▸ Written problem:
Pull out every line below holding the word "strike".

▸ Listed records:

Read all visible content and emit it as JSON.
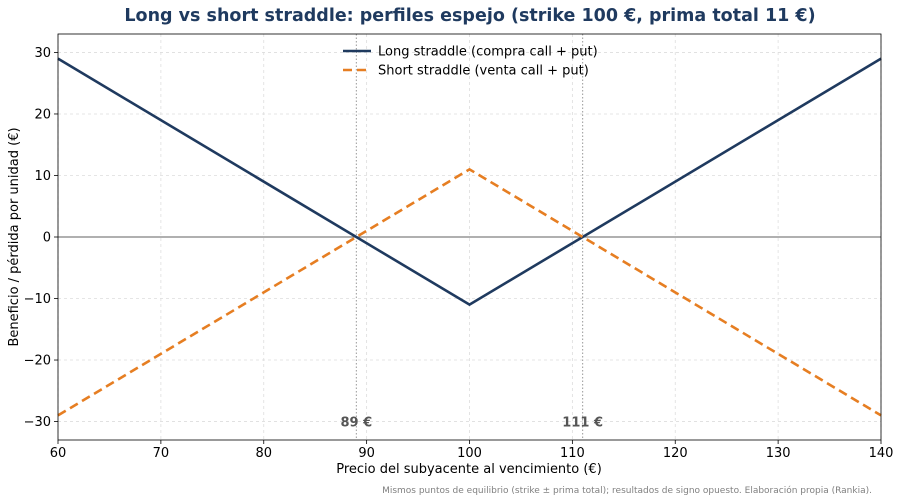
{
  "chart_data": {
    "type": "line",
    "title": "Long vs short straddle: perfiles espejo (strike 100 €, prima total 11 €)",
    "xlabel": "Precio del subyacente al vencimiento (€)",
    "ylabel": "Beneficio / pérdida por unidad (€)",
    "xlim": [
      60,
      140
    ],
    "ylim": [
      -33,
      33
    ],
    "xticks": [
      60,
      70,
      80,
      90,
      100,
      110,
      120,
      130,
      140
    ],
    "yticks": [
      -30,
      -20,
      -10,
      0,
      10,
      20,
      30
    ],
    "grid": true,
    "legend_position": "top-center",
    "series": [
      {
        "name": "Long straddle (compra call + put)",
        "color": "#1f3a5f",
        "style": "solid",
        "x": [
          60,
          100,
          140
        ],
        "y": [
          29,
          -11,
          29
        ]
      },
      {
        "name": "Short straddle (venta call + put)",
        "color": "#e67e22",
        "style": "dashed",
        "x": [
          60,
          100,
          140
        ],
        "y": [
          -29,
          11,
          -29
        ]
      }
    ],
    "reference_lines": [
      {
        "axis": "y",
        "value": 0
      },
      {
        "axis": "x",
        "value": 89,
        "label": "89 €"
      },
      {
        "axis": "x",
        "value": 111,
        "label": "111 €"
      }
    ],
    "footnote": "Mismos puntos de equilibrio (strike ± prima total); resultados de signo opuesto. Elaboración propia (Rankia).",
    "title_color": "#1f3a5f"
  }
}
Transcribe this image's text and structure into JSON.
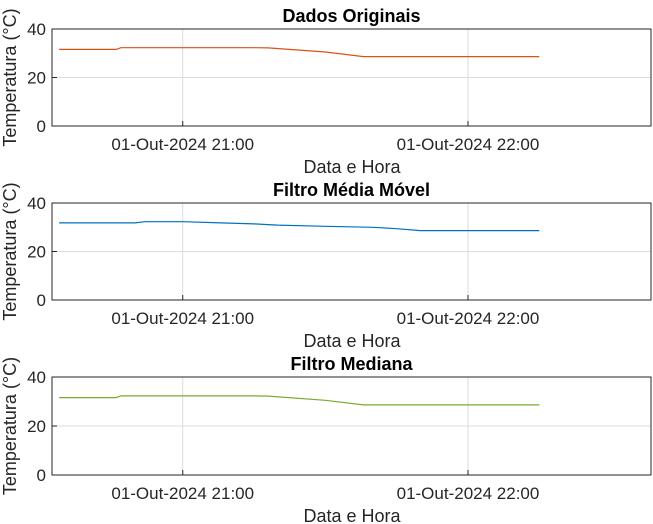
{
  "chart_data": [
    {
      "type": "line",
      "title": "Dados Originais",
      "xlabel": "Data e Hora",
      "ylabel": "Temperatura (°C)",
      "ylim": [
        0,
        40
      ],
      "yticks": [
        "0",
        "20",
        "40"
      ],
      "xticks": [
        "01-Out-2024 21:00",
        "01-Out-2024 22:00"
      ],
      "grid": true,
      "color": "#d95319",
      "series": [
        {
          "x": [
            "20:34",
            "20:46",
            "20:47",
            "21:00",
            "21:15",
            "21:18",
            "21:30",
            "21:38",
            "21:45",
            "22:00",
            "22:15"
          ],
          "values": [
            31.6,
            31.6,
            32.3,
            32.3,
            32.3,
            32.2,
            30.5,
            28.6,
            28.6,
            28.6,
            28.6
          ]
        }
      ]
    },
    {
      "type": "line",
      "title": "Filtro Média Móvel",
      "xlabel": "Data e Hora",
      "ylabel": "Temperatura (°C)",
      "ylim": [
        0,
        40
      ],
      "yticks": [
        "0",
        "20",
        "40"
      ],
      "xticks": [
        "01-Out-2024 21:00",
        "01-Out-2024 22:00"
      ],
      "grid": true,
      "color": "#0072bd",
      "series": [
        {
          "x": [
            "20:34",
            "20:50",
            "20:52",
            "21:00",
            "21:08",
            "21:15",
            "21:20",
            "21:30",
            "21:40",
            "21:45",
            "21:50",
            "22:00",
            "22:15"
          ],
          "values": [
            31.8,
            31.8,
            32.3,
            32.3,
            31.8,
            31.4,
            30.9,
            30.4,
            30.0,
            29.4,
            28.6,
            28.6,
            28.6
          ]
        }
      ]
    },
    {
      "type": "line",
      "title": "Filtro Mediana",
      "xlabel": "Data e Hora",
      "ylabel": "Temperatura (°C)",
      "ylim": [
        0,
        40
      ],
      "yticks": [
        "0",
        "20",
        "40"
      ],
      "xticks": [
        "01-Out-2024 21:00",
        "01-Out-2024 22:00"
      ],
      "grid": true,
      "color": "#77ac30",
      "series": [
        {
          "x": [
            "20:34",
            "20:46",
            "20:47",
            "21:00",
            "21:15",
            "21:18",
            "21:30",
            "21:38",
            "21:45",
            "22:00",
            "22:15"
          ],
          "values": [
            31.6,
            31.6,
            32.3,
            32.3,
            32.3,
            32.2,
            30.5,
            28.6,
            28.6,
            28.6,
            28.6
          ]
        }
      ]
    }
  ]
}
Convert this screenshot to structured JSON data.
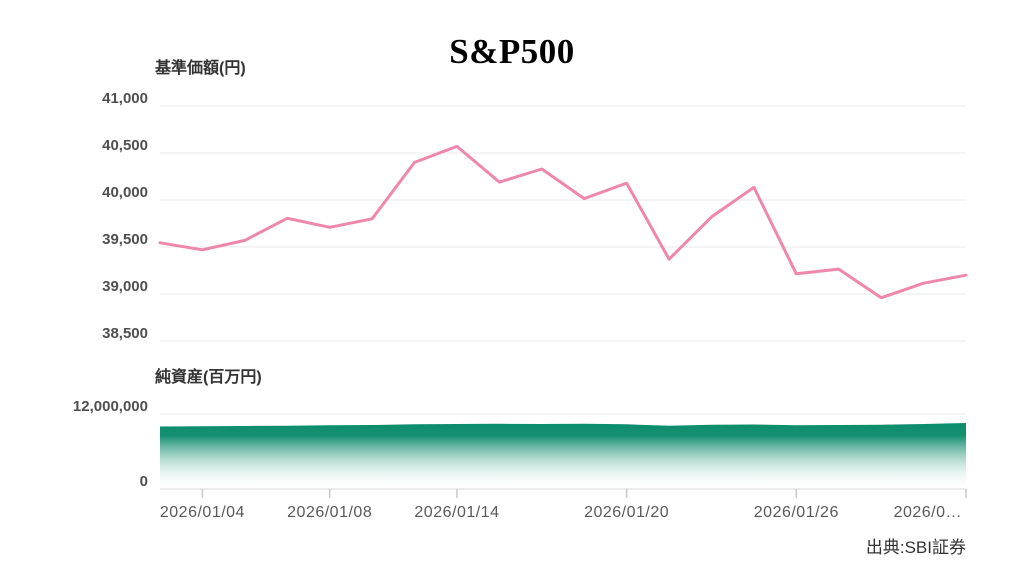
{
  "source": "出典:SBI証券",
  "colors": {
    "line": "#ef87ac",
    "area_top": "#0d8d6c",
    "grid": "#e8e8e8",
    "baseline": "#d9d9d9",
    "tick_mark": "#c9c9c9",
    "axis_value_text": "#4f4f4f",
    "date_text": "#595959",
    "label_text": "#333333"
  },
  "chart_data": [
    {
      "type": "line",
      "title": "S&P500",
      "ylabel": "基準価額(円)",
      "series_name": "基準価額",
      "ylim": [
        38500,
        41000
      ],
      "y_ticks": [
        41000,
        40500,
        40000,
        39500,
        39000,
        38500
      ],
      "grid": true,
      "values": [
        39545,
        39470,
        39570,
        39805,
        39710,
        39800,
        40400,
        40570,
        40190,
        40330,
        40015,
        40180,
        39370,
        39820,
        40135,
        39215,
        39265,
        38960,
        39115,
        39200
      ]
    },
    {
      "type": "area",
      "ylabel": "純資産(百万円)",
      "series_name": "純資産",
      "ylim": [
        0,
        12000000
      ],
      "y_ticks": [
        12000000,
        0
      ],
      "grid": true,
      "values": [
        9840000,
        9870000,
        9920000,
        9970000,
        10030000,
        10080000,
        10190000,
        10240000,
        10270000,
        10240000,
        10290000,
        10190000,
        9970000,
        10130000,
        10160000,
        10030000,
        10080000,
        10130000,
        10240000,
        10400000
      ],
      "x_tick_labels": [
        {
          "label": "2026/01/04",
          "point": 1
        },
        {
          "label": "2026/01/08",
          "point": 4
        },
        {
          "label": "2026/01/14",
          "point": 7
        },
        {
          "label": "2026/01/20",
          "point": 11
        },
        {
          "label": "2026/01/26",
          "point": 15
        },
        {
          "label": "2026/0…",
          "point": 19,
          "truncated": true
        }
      ]
    }
  ]
}
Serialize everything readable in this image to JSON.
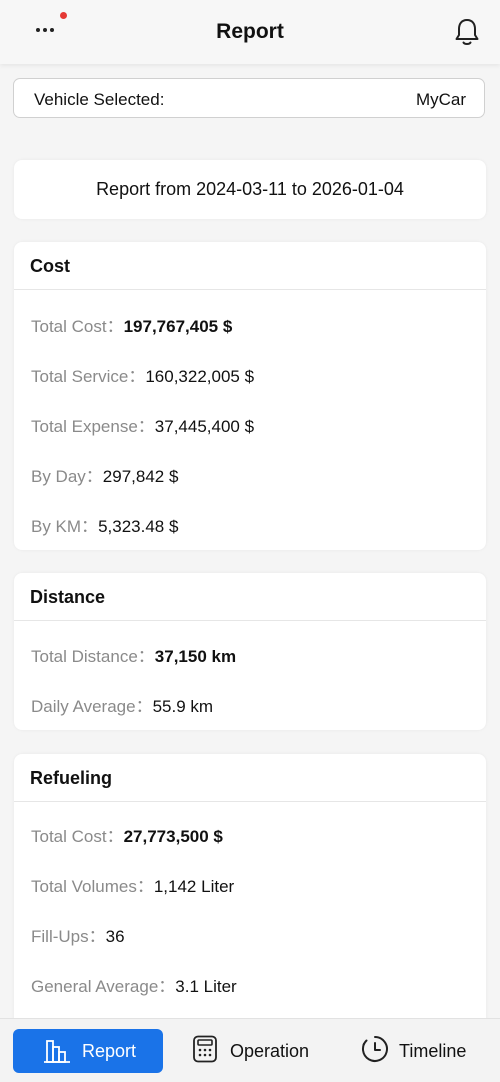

▸ Final answer:
    "title": "Long vs short straddle: perfiles espejo (strike 100 €, prima total 11 €)",
    "footnote": "Mismos puntos de equilibrio (strike ± prima total); resultados de signo opuesto. Elaboración propia (Rankia).",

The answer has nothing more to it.